O que fazer: Reescreva somente as linhas entre a que contém "driving-check-row xyxy=(504,276,731,292)" e a que contém "date-year-line[interactable] xyxy=(263,189,295,201)", inclusive, substituindo "grade-option" por "rating-option" e deixando todo o resto inalterado.

[Entradas do conjunto de dados]
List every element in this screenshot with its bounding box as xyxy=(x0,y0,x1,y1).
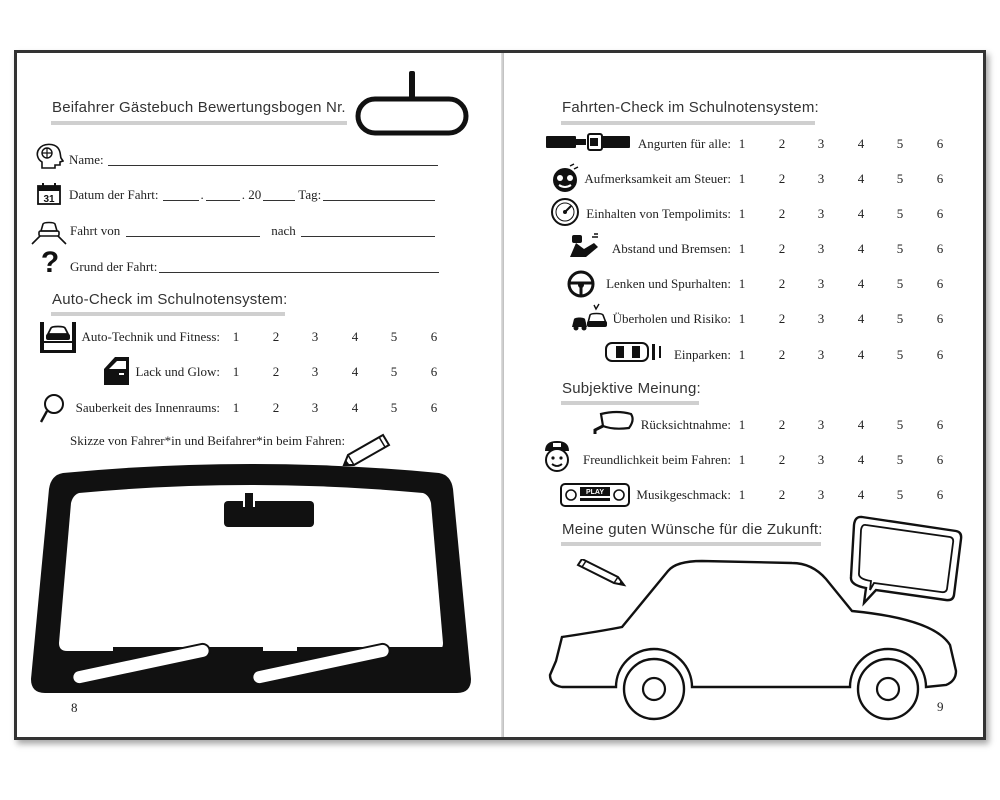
driving-check-row xyxy=(504,276,731,292)
grade-option[interactable]: 3 xyxy=(817,452,825,467)
grade-option[interactable]: 4 xyxy=(857,487,865,502)
grade-option[interactable]: 4 xyxy=(857,136,865,151)
trip-to-label: nach xyxy=(271,223,296,238)
grade-option[interactable]: 5 xyxy=(896,347,904,362)
driving-check-underline xyxy=(561,121,815,125)
date-year-line[interactable] xyxy=(263,189,295,201)
opinion-heading: Subjektive Meinung: xyxy=(562,380,701,397)
grade-option[interactable]: 3 xyxy=(817,487,825,502)
grade-option[interactable]: 5 xyxy=(896,206,904,221)
grade-option[interactable]: 6 xyxy=(936,241,944,256)
page-number-left: 8 xyxy=(71,700,78,715)
grade-option[interactable]: 2 xyxy=(778,276,786,291)
grade-option[interactable]: 2 xyxy=(778,241,786,256)
windshield-mirror xyxy=(224,501,314,527)
auto-check-row-1 xyxy=(47,329,220,345)
year-prefix: . 20 xyxy=(241,187,262,202)
grade-option[interactable]: 4 xyxy=(857,206,865,221)
grade-option[interactable]: 2 xyxy=(272,329,280,344)
car-outline-drawing-area[interactable] xyxy=(542,553,968,733)
opinion-label: Freundlichkeit beim Fahren: xyxy=(582,452,731,467)
opinion-label: Rücksichtnahme: xyxy=(640,417,731,432)
rearview-mirror-icon xyxy=(355,69,471,139)
grade-option[interactable]: 2 xyxy=(778,347,786,362)
name-input-line[interactable] xyxy=(108,154,438,166)
grade-option[interactable]: 1 xyxy=(738,347,746,362)
grade-option[interactable]: 3 xyxy=(311,400,319,415)
reason-label: Grund der Fahrt: xyxy=(70,259,158,274)
svg-text:?: ? xyxy=(40,247,60,277)
grade-option[interactable]: 3 xyxy=(817,206,825,221)
title-underline xyxy=(51,121,347,125)
grade-option[interactable]: 3 xyxy=(817,276,825,291)
grade-option[interactable]: 6 xyxy=(936,276,944,291)
trip-field xyxy=(70,223,435,239)
form-title: Beifahrer Gästebuch Bewertungsbogen Nr. xyxy=(52,99,346,116)
grade-option[interactable]: 5 xyxy=(896,171,904,186)
auto-check-heading: Auto-Check im Schulnotensystem: xyxy=(52,291,288,308)
reason-field xyxy=(70,259,439,275)
driving-check-row xyxy=(504,206,731,222)
auto-check-label: Auto-Technik und Fitness: xyxy=(81,329,220,344)
grade-option[interactable]: 5 xyxy=(390,400,398,415)
right-page xyxy=(504,53,983,737)
grade-option[interactable]: 1 xyxy=(232,329,240,344)
trip-from-label: Fahrt von xyxy=(70,223,121,238)
grade-option[interactable]: 1 xyxy=(232,364,240,379)
grade-option[interactable]: 2 xyxy=(272,364,280,379)
calendar-icon xyxy=(36,182,62,206)
grade-option[interactable]: 4 xyxy=(857,311,865,326)
grade-option[interactable]: 1 xyxy=(738,136,746,151)
driving-check-row xyxy=(504,171,731,187)
grade-option[interactable]: 3 xyxy=(817,417,825,432)
trip-from-line[interactable] xyxy=(126,225,260,237)
driving-check-label: Lenken und Spurhalten: xyxy=(606,276,731,291)
left-page xyxy=(17,53,501,737)
grade-option[interactable]: 6 xyxy=(936,452,944,467)
wishes-heading: Meine guten Wünsche für die Zukunft: xyxy=(562,521,823,538)
grade-option[interactable]: 5 xyxy=(896,276,904,291)
grade-option[interactable]: 3 xyxy=(311,329,319,344)
grade-option[interactable]: 1 xyxy=(738,452,746,467)
date-month-line[interactable] xyxy=(206,189,240,201)
grade-option[interactable]: 5 xyxy=(896,417,904,432)
head-profile-icon xyxy=(34,142,64,170)
grade-option[interactable]: 6 xyxy=(430,329,438,344)
grade-option[interactable]: 3 xyxy=(311,364,319,379)
grade-option[interactable]: 5 xyxy=(896,136,904,151)
auto-check-label: Sauberkeit des Innenraums: xyxy=(75,400,220,415)
grade-option[interactable]: 3 xyxy=(817,311,825,326)
grade-option[interactable]: 6 xyxy=(936,487,944,502)
grade-option[interactable]: 6 xyxy=(936,171,944,186)
grade-option[interactable]: 1 xyxy=(738,171,746,186)
opinion-label: Musikgeschmack: xyxy=(636,487,731,502)
driving-check-label: Abstand und Bremsen: xyxy=(611,241,731,256)
date-field xyxy=(69,187,435,203)
driving-check-heading: Fahrten-Check im Schulnotensystem: xyxy=(562,99,819,116)
name-label: Name: xyxy=(69,152,104,167)
grade-option[interactable]: 6 xyxy=(430,364,438,379)
grade-option[interactable]: 2 xyxy=(778,311,786,326)
grade-option[interactable]: 4 xyxy=(857,241,865,256)
wishes-underline xyxy=(561,542,821,546)
reason-input-line[interactable] xyxy=(159,261,439,273)
driver-face-icon xyxy=(542,439,572,475)
opinion-underline xyxy=(561,401,699,405)
grade-option[interactable]: 2 xyxy=(778,206,786,221)
grade-option[interactable]: 6 xyxy=(936,136,944,151)
grade-option[interactable]: 4 xyxy=(857,171,865,186)
grade-option[interactable]: 6 xyxy=(936,417,944,432)
auto-check-underline xyxy=(51,312,285,316)
grade-option[interactable]: 2 xyxy=(778,487,786,502)
windshield-sketch-area[interactable] xyxy=(31,461,471,701)
grade-option[interactable]: 1 xyxy=(738,487,746,502)
grade-option[interactable]: 6 xyxy=(936,347,944,362)
driving-check-row xyxy=(504,241,731,257)
car-radio-icon xyxy=(560,483,630,507)
grade-option[interactable]: 6 xyxy=(430,400,438,415)
date-day-line[interactable] xyxy=(163,189,199,201)
trip-to-line[interactable] xyxy=(301,225,435,237)
grade-option[interactable]: 5 xyxy=(390,364,398,379)
driving-check-row xyxy=(504,136,731,152)
driving-check-row xyxy=(504,347,731,363)
opinion-row xyxy=(504,452,731,468)
driving-check-label: Aufmerksamkeit am Steuer: xyxy=(584,171,731,186)
grade-option[interactable]: 6 xyxy=(936,206,944,221)
grade-option[interactable]: 4 xyxy=(857,347,865,362)
driving-check-row xyxy=(504,311,731,327)
grade-option[interactable]: 1 xyxy=(232,400,240,415)
auto-check-label: Lack und Glow: xyxy=(135,364,220,379)
svg-text:31: 31 xyxy=(43,194,55,205)
grade-option[interactable]: 3 xyxy=(817,241,825,256)
car-road-icon xyxy=(30,215,68,245)
grade-option[interactable]: 1 xyxy=(738,241,746,256)
grade-option[interactable]: 2 xyxy=(778,171,786,186)
side-mirror-icon xyxy=(591,410,635,436)
radio-play-label: PLAY xyxy=(585,489,605,496)
auto-check-row-3 xyxy=(47,400,220,416)
grade-option[interactable]: 4 xyxy=(351,364,359,379)
grade-option[interactable]: 5 xyxy=(896,311,904,326)
grade-option[interactable]: 4 xyxy=(857,452,865,467)
driving-check-label: Einparken: xyxy=(673,347,731,362)
grade-option[interactable]: 1 xyxy=(738,311,746,326)
auto-check-row-2 xyxy=(47,364,220,380)
page-number-right: 9 xyxy=(937,699,944,714)
driving-check-label: Überholen und Risiko: xyxy=(612,311,731,326)
sketch-caption: Skizze von Fahrer*in und Beifahrer*in beim Fahren: xyxy=(70,433,346,448)
grade-option[interactable]: 6 xyxy=(936,311,944,326)
grade-option[interactable]: 2 xyxy=(778,417,786,432)
grade-option[interactable]: 2 xyxy=(778,452,786,467)
name-field xyxy=(69,152,438,168)
grade-option[interactable]: 5 xyxy=(390,329,398,344)
date-label: Datum der Fahrt: xyxy=(69,187,159,202)
open-book xyxy=(14,50,986,740)
grade-option[interactable]: 5 xyxy=(896,241,904,256)
grade-option[interactable]: 2 xyxy=(272,400,280,415)
question-mark-icon xyxy=(39,247,61,277)
grade-option[interactable]: 4 xyxy=(351,400,359,415)
grade-option[interactable]: 5 xyxy=(896,487,904,502)
grade-option[interactable]: 5 xyxy=(896,452,904,467)
day-input-line[interactable] xyxy=(323,189,435,201)
driving-check-label: Einhalten von Tempolimits: xyxy=(586,206,731,221)
grade-option[interactable]: 4 xyxy=(857,417,865,432)
grade-option[interactable]: 1 xyxy=(738,206,746,221)
grade-option[interactable]: 3 xyxy=(817,347,825,362)
grade-option[interactable]: 4 xyxy=(857,276,865,291)
grade-option[interactable]: 1 xyxy=(738,417,746,432)
driving-check-label: Angurten für alle: xyxy=(637,136,731,151)
grade-option[interactable]: 2 xyxy=(778,136,786,151)
grade-option[interactable]: 3 xyxy=(817,136,825,151)
grade-option[interactable]: 4 xyxy=(351,329,359,344)
day-label: Tag: xyxy=(298,187,322,202)
grade-option[interactable]: 3 xyxy=(817,171,825,186)
grade-option[interactable]: 1 xyxy=(738,276,746,291)
date-dot: . xyxy=(200,187,204,202)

Solução abaixo:
driving-check-row xyxy=(504,276,731,292)
rating-option[interactable]: 3 xyxy=(817,452,825,467)
rating-option[interactable]: 4 xyxy=(857,487,865,502)
rating-option[interactable]: 4 xyxy=(857,136,865,151)
trip-to-label: nach xyxy=(271,223,296,238)
rating-option[interactable]: 5 xyxy=(896,347,904,362)
driving-check-underline xyxy=(561,121,815,125)
date-year-line[interactable] xyxy=(263,189,295,201)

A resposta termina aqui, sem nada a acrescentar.